◆ PROBLEM DETAILS: What lines of the data hold the string "review"? Pull each one out.

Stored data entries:

- - - - -

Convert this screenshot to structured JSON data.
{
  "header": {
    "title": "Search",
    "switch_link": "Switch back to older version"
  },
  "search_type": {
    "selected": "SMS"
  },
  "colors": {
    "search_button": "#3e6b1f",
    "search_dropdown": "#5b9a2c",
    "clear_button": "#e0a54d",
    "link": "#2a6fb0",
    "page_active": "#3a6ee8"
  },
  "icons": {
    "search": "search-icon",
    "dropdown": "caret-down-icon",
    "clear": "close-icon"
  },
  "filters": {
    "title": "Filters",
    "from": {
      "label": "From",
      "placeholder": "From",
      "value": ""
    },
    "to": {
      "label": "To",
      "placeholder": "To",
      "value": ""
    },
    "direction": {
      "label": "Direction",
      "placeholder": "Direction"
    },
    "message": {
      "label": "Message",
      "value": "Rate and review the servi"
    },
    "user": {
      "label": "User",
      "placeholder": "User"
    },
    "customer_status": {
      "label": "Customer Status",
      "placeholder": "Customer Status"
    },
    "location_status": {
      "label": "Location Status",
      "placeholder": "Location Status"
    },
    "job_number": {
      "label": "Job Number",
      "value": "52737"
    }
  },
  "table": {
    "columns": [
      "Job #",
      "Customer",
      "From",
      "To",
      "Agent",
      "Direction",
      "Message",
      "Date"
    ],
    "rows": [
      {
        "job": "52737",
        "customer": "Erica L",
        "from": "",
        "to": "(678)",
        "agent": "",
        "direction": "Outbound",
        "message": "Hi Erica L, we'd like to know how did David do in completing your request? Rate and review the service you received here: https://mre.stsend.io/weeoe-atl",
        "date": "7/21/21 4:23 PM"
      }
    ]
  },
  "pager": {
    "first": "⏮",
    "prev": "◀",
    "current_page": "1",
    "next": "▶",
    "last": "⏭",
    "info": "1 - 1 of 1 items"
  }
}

- - - - -

◆ TASK SOLUTION:
      "value": "Rate and review the servi"
        "message": "Hi Erica L, we'd like to know how did David do in completing your request? Rate and review the service you received here: https://mre.stsend.io/weeoe-atl",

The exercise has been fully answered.